## TASK TO COMPLETE
Please give the count of lines holding the string "Ambient" and nothing besides.

## Records contained in a dataset

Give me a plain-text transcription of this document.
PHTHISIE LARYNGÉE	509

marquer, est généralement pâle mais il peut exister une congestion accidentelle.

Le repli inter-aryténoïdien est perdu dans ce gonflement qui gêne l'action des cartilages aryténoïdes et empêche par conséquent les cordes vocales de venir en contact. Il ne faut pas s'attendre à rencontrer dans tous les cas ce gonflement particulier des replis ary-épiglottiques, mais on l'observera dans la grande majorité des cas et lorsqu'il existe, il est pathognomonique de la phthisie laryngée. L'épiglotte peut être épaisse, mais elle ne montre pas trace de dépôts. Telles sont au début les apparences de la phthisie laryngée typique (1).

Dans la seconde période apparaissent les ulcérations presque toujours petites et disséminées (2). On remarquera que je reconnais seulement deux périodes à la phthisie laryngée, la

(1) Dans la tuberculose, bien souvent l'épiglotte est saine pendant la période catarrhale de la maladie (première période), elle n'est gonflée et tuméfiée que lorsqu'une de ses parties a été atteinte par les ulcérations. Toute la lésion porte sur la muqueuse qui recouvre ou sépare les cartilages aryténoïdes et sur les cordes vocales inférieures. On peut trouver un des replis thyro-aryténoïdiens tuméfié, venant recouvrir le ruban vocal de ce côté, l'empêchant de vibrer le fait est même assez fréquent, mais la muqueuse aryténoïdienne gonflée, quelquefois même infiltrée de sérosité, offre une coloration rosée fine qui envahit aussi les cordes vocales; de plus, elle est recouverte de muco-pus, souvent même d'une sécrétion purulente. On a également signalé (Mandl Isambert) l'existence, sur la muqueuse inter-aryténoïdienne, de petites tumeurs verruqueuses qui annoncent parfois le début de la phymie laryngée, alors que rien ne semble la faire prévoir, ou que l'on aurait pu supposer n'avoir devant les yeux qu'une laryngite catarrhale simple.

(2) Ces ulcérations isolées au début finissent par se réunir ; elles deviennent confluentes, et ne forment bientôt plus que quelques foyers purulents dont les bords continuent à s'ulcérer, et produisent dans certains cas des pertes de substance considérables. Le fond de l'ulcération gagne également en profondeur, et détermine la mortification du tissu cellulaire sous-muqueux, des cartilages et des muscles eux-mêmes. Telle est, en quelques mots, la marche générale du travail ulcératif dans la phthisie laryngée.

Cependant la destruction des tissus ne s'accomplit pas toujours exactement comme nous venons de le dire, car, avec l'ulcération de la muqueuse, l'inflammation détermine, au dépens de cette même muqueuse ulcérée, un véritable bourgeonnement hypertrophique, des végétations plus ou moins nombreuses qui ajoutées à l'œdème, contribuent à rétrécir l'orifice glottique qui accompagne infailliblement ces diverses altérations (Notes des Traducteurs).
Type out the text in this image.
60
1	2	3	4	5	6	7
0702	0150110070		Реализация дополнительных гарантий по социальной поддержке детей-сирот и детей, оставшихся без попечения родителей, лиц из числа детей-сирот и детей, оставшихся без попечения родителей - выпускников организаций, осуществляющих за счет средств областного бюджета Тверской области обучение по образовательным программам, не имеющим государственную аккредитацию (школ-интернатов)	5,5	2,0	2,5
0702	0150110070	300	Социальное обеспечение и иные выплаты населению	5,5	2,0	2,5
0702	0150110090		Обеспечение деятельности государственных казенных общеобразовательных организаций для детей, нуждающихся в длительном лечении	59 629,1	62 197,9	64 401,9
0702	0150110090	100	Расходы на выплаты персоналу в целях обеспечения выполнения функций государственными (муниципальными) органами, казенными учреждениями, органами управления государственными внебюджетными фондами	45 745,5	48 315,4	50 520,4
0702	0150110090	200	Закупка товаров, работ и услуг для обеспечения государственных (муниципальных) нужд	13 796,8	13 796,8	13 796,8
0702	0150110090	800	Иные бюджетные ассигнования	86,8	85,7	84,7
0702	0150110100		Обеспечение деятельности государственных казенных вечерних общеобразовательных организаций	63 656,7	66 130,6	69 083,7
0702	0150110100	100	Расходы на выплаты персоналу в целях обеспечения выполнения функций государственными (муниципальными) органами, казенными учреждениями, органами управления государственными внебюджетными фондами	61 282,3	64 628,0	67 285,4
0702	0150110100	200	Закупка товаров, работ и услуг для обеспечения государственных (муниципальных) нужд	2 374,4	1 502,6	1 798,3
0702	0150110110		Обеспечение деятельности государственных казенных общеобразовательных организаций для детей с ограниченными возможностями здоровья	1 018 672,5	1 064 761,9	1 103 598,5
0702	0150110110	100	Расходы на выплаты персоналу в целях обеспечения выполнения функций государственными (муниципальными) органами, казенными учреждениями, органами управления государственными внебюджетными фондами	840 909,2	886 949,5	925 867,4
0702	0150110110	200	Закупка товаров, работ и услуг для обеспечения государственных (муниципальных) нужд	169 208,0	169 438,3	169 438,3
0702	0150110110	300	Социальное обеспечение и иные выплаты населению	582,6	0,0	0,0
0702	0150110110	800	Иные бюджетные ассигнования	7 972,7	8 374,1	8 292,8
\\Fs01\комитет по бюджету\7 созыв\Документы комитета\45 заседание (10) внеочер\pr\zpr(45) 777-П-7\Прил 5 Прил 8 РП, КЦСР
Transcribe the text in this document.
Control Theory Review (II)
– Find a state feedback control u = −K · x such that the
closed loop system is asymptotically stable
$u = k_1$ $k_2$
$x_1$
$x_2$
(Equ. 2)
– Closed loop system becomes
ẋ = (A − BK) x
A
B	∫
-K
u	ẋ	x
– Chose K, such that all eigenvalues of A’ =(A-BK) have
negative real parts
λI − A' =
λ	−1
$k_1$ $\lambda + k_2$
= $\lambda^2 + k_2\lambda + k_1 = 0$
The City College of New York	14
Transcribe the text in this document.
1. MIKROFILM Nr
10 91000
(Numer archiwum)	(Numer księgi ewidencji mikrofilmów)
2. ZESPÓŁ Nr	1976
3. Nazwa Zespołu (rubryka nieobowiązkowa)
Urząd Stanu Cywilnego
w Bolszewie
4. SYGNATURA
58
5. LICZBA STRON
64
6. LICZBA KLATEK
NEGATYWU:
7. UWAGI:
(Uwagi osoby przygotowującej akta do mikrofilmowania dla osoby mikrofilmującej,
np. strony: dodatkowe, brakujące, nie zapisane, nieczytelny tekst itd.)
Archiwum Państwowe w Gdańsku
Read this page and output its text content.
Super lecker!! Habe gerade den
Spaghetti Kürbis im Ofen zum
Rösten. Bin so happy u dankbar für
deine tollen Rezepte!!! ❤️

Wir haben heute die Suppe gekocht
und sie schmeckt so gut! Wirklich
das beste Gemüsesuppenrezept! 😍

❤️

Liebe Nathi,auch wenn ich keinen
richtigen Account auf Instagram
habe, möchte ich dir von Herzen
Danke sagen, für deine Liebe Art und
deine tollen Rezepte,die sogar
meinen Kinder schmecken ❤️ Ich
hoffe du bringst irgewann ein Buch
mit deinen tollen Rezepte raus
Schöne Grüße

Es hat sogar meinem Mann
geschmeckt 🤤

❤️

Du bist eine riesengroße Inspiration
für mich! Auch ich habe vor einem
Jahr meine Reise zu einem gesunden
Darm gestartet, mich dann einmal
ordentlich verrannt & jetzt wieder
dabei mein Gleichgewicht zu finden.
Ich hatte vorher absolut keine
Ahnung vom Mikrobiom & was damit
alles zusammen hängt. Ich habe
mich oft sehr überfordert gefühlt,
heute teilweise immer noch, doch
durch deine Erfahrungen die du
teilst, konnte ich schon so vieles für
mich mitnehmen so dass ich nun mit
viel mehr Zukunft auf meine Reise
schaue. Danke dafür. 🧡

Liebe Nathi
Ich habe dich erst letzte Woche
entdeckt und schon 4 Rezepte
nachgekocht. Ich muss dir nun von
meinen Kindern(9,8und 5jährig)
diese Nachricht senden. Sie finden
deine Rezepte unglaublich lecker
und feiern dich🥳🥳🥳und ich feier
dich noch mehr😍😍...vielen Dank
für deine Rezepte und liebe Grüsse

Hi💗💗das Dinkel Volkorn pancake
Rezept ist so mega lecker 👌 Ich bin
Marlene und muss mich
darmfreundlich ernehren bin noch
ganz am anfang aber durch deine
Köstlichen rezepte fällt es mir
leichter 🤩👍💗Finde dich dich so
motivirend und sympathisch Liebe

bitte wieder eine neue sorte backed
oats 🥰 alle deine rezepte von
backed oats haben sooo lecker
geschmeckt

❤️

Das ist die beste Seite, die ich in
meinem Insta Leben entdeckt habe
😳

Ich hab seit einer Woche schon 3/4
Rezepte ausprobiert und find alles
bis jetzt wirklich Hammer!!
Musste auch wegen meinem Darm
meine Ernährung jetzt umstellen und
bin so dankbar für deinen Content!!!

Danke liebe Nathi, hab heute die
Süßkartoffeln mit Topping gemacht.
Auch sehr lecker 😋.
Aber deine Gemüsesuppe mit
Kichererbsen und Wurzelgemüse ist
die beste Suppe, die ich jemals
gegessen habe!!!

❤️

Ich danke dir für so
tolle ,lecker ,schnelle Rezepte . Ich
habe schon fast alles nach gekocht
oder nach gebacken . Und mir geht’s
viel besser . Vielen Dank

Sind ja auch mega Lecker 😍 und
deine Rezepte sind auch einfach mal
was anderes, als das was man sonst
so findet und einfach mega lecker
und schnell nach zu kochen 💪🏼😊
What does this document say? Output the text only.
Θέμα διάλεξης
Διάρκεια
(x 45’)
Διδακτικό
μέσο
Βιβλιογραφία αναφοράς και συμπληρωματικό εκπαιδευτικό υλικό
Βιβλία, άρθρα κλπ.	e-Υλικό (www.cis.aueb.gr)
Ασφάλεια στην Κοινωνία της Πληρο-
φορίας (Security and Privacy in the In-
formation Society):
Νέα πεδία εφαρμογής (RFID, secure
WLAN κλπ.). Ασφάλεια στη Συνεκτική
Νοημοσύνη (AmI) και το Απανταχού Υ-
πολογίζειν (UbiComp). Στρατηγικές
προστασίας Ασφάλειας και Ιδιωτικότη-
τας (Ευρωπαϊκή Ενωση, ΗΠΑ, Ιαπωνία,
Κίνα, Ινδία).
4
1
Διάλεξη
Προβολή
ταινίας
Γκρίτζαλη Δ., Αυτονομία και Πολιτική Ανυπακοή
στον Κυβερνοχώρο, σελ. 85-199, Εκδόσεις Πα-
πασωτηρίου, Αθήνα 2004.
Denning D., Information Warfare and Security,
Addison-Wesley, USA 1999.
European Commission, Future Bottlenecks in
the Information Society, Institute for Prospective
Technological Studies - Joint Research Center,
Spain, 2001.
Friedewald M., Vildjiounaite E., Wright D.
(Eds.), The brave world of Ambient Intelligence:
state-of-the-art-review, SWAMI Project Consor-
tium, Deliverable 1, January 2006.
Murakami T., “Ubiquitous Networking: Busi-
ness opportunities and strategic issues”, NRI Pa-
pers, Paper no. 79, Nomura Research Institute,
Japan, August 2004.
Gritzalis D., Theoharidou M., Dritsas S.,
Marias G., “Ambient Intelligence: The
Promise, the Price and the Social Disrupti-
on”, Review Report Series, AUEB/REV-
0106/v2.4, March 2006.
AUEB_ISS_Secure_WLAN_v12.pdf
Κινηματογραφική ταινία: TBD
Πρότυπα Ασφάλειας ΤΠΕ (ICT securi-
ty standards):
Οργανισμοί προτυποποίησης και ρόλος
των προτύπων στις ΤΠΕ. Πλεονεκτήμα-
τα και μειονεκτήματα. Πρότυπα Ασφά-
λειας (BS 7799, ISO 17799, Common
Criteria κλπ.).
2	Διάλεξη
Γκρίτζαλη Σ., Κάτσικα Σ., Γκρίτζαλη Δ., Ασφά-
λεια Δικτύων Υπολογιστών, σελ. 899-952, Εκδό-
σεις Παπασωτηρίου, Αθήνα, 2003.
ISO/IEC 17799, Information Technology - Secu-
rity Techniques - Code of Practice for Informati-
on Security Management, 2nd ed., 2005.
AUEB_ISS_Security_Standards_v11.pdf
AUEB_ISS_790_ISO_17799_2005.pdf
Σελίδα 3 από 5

## CORRECT OUTPUT
2